» EXTRAHIERTER TEXT
═══

Medienmitteilungen Friedenspolitik

08.01.2008

Nein zum Wachdienst mit durchgeladener Waffe

Die Grünen verlangen die sofortige Rücknahme des Befehls, den Wachdienst mit durchgeladener Waffe zu leisten. Hinter diesem gefährlichen und unnötigen Einsatz steht der Versuch der Armee- und der VBS-Spitzen, einer scheinbar uneinsichtigen Bevölkerung beizubringen, wie gross die Gefahr des Terrorismus in der Schweiz ist.

 

Der Wachdienst mit durchgeladener Waffe ist am gefährlichsten für die Soldaten selber. Er erhöht aber auch die Gefährdung für zivile Passantinnen und Passanten. Eine Überreaktion, etwas Stress oder schlicht Unvorsicht genügen, um in Sekundenschnelle einen Schuss abzugeben und jemanden zu töten. Dabei gibt es keinen konkreten Grund und keinen einzigen Vorfall, der eine solche Verschärfung nötig macht. Diese illustriert auch, wie wenig sensibel die Armeeverantwortlichen gegenüber den verbreiteten Sorgen im Zusammenhang mit der Privataufbewahrung der Ordonnanzwaffe sind.

═══

» EINTRÄGE
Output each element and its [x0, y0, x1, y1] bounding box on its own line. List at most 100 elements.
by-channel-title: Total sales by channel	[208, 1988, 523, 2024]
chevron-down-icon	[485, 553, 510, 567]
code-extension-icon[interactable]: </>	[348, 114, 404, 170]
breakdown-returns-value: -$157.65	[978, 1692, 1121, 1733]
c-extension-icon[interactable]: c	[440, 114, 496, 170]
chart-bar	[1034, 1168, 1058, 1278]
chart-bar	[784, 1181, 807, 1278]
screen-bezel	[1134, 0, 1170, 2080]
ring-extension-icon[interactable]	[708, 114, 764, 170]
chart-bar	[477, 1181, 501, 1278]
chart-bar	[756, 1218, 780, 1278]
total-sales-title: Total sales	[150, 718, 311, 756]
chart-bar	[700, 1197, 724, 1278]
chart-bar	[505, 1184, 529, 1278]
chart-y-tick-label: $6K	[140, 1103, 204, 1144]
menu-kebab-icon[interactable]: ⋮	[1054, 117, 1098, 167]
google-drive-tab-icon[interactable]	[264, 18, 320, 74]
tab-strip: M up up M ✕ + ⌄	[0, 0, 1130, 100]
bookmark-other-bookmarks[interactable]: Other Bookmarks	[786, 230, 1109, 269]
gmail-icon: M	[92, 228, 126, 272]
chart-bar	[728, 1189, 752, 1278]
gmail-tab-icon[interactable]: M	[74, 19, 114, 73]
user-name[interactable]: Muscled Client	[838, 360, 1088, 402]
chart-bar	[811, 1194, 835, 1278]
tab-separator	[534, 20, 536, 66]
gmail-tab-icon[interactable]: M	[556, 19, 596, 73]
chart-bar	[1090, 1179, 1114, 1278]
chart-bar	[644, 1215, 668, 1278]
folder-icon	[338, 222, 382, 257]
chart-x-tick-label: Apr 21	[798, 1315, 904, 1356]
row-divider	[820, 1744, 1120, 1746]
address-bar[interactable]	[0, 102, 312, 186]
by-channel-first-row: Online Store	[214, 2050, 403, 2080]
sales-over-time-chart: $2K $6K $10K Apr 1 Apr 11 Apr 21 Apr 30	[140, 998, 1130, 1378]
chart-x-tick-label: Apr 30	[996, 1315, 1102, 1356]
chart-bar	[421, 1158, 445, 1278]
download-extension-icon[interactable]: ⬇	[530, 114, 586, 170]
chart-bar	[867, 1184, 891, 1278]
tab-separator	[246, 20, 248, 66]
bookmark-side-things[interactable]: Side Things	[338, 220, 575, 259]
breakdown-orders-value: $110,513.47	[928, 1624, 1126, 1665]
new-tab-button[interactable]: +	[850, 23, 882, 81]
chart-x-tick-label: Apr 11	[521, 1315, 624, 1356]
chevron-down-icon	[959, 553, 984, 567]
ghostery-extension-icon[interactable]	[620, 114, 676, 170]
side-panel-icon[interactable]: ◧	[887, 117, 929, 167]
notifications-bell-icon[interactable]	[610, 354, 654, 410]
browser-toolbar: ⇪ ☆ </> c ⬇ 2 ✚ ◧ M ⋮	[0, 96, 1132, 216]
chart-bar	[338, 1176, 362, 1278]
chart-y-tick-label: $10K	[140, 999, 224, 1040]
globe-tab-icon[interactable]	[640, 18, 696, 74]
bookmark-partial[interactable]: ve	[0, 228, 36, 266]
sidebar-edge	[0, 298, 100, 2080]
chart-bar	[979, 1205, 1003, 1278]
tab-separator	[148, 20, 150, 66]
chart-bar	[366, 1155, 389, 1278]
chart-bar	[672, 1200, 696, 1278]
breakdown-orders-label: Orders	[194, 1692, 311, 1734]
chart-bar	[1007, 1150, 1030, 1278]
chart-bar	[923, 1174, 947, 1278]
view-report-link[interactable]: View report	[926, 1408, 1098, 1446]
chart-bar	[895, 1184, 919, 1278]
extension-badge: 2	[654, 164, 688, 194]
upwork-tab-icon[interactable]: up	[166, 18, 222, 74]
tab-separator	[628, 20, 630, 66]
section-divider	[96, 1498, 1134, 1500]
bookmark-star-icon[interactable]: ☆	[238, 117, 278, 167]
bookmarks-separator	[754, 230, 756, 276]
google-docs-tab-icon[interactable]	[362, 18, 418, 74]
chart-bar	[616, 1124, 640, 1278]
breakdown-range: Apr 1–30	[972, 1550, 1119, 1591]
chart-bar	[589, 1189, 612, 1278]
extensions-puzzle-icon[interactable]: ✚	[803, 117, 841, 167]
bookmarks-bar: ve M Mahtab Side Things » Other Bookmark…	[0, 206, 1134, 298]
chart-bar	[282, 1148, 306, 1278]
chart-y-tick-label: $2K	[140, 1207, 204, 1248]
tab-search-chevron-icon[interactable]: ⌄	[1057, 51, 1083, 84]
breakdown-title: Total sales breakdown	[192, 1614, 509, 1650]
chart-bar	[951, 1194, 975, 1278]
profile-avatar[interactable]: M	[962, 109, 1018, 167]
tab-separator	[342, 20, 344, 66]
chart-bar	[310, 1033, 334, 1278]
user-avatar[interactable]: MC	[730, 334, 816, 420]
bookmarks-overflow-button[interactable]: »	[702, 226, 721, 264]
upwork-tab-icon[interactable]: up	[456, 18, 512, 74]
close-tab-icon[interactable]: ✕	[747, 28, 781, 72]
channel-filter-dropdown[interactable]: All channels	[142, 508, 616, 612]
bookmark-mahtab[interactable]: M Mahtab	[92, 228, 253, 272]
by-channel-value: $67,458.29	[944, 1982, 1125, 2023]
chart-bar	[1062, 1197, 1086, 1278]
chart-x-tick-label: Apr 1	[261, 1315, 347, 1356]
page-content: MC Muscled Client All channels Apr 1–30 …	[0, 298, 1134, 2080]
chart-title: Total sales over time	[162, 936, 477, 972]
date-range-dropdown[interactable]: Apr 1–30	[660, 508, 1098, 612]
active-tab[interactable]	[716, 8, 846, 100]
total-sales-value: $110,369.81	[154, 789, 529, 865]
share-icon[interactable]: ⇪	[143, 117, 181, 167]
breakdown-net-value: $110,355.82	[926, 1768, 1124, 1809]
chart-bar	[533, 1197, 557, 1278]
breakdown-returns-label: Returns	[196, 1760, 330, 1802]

═══

» AUSZUFÜHRENDE AUFGABE
Setze die Medienmitteilung der Grünen zum Wachdienst mit durchgeladener Waffe im Anschluss an ihren letzten Satz fort.

» SCHRIFTLICHE ANTWORT
Der Hinweis auf die veränderte Bedrohungslage wegen dem Terrorismus zeigt, worum es bei der Praxisänderung geht: Einer Bevölkerung, welche die Sicherheitslage anders einschätzt als die Armee- und VBS-Spitzen, soll die Angst vor dem Terrorismus eingeimpft werden. Nur Bürgerinnen und Bürgern, bei denen der Terrorismus weit oben im Sorgenbarometer figuriert, lassen sich vom Ausbau des Überwachungsstaats im Sinne der BWIS II-Vorlage (Bundesgesetz über Massnahmen zur Wahrung der inneren Sicherheit) überzeugen.

Die Grünen fordern Verteidigungsminister Samuel Schmid auf, den Befehl sofort rückgängig zu machen. Insbesondere ist jeder Verdacht, an der Euro 08 könnten Wachdienste mit durchgeladener Waffe geleistet werden, sofort auszuräumen. Andernfalls provoziert das VBS eine unnötige Spannung, welche den Anlass zum voraus belastet. Sollte die Frage bis zum 3. März nicht geklärt sein, werden wir parlamentarische Vorstösse machen und die Frage in der Sicherheitspolitischen Kommission aufwerfen.

Der beste Schutz gegen den Terrorismus ist es, sich weder mit Soldaten noch mit Waffen an irgendwelchen Konflikten, beispielsweise im Tschad, zu beteiligen.